▸ JOB
Take the line containing "Enumerate this screenshot's" and every line after it in the data below, and print them exactly as given, with nothing else.

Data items

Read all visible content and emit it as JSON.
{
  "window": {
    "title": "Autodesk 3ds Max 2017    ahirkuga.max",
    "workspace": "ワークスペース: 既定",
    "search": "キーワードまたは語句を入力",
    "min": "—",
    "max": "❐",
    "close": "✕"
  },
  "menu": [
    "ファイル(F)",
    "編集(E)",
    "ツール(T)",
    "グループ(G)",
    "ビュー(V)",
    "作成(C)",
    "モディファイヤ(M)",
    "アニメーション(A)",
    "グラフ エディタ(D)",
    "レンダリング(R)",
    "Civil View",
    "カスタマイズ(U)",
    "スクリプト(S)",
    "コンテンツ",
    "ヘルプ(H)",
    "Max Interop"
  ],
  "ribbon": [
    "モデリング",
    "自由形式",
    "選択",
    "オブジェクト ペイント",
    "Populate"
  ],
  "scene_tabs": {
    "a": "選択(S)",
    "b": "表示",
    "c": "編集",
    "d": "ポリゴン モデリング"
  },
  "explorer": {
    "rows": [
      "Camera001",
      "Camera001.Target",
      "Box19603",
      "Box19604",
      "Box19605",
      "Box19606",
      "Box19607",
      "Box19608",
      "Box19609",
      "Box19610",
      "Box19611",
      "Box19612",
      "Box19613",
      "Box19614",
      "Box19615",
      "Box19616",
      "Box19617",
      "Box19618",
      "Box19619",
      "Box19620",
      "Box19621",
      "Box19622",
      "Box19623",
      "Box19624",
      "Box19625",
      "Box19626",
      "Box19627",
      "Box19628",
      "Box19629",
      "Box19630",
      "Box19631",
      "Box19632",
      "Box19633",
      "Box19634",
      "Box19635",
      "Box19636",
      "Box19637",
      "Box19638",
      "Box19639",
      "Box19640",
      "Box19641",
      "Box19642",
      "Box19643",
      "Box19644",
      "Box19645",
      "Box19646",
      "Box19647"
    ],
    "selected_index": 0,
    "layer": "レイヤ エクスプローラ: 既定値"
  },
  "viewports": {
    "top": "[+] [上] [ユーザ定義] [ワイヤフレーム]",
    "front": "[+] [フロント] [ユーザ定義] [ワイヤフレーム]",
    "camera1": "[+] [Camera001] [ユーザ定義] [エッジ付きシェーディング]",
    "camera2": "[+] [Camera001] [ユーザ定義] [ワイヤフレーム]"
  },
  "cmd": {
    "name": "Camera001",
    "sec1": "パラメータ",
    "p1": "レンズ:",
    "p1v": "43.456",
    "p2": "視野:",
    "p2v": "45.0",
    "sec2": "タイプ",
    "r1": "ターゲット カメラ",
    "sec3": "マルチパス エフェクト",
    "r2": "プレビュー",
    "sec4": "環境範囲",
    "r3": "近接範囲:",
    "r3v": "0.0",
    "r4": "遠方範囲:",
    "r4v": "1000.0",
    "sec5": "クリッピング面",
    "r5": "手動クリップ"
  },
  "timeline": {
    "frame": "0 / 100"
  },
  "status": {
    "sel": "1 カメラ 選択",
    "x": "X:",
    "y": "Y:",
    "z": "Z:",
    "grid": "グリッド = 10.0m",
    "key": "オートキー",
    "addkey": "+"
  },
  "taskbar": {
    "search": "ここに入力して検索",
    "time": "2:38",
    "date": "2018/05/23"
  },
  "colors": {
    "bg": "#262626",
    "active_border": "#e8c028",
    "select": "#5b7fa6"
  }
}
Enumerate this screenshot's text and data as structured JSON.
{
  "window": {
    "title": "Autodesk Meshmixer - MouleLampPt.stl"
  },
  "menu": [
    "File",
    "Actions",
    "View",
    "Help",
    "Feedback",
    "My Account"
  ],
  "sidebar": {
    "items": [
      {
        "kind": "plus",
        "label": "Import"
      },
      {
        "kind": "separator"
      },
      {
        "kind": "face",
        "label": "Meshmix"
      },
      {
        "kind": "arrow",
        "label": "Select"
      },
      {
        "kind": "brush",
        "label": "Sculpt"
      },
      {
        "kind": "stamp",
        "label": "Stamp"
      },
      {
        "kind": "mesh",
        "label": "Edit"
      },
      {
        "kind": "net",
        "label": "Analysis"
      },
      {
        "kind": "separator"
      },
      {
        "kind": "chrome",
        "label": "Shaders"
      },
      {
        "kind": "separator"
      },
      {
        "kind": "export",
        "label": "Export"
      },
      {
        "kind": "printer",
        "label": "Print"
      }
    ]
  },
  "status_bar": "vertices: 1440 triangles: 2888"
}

▸ FULL OUTPUT
Enumerate this screenshot's text and data as structured JSON.
{
  "window": {
    "title": "Autodesk Meshmixer - MouleLampPt.stl"
  },
  "menu": [
    "File",
    "Actions",
    "View",
    "Help",
    "Feedback",
    "My Account"
  ],
  "sidebar": {
    "items": [
      {
        "kind": "plus",
        "label": "Import"
      },
      {
        "kind": "separator"
      },
      {
        "kind": "face",
        "label": "Meshmix"
      },
      {
        "kind": "arrow",
        "label": "Select"
      },
      {
        "kind": "brush",
        "label": "Sculpt"
      },
      {
        "kind": "stamp",
        "label": "Stamp"
      },
      {
        "kind": "mesh",
        "label": "Edit"
      },
      {
        "kind": "net",
        "label": "Analysis"
      },
      {
        "kind": "separator"
      },
      {
        "kind": "chrome",
        "label": "Shaders"
      },
      {
        "kind": "separator"
      },
      {
        "kind": "export",
        "label": "Export"
      },
      {
        "kind": "printer",
        "label": "Print"
      }
    ]
  },
  "status_bar": "vertices: 1440 triangles: 2888"
}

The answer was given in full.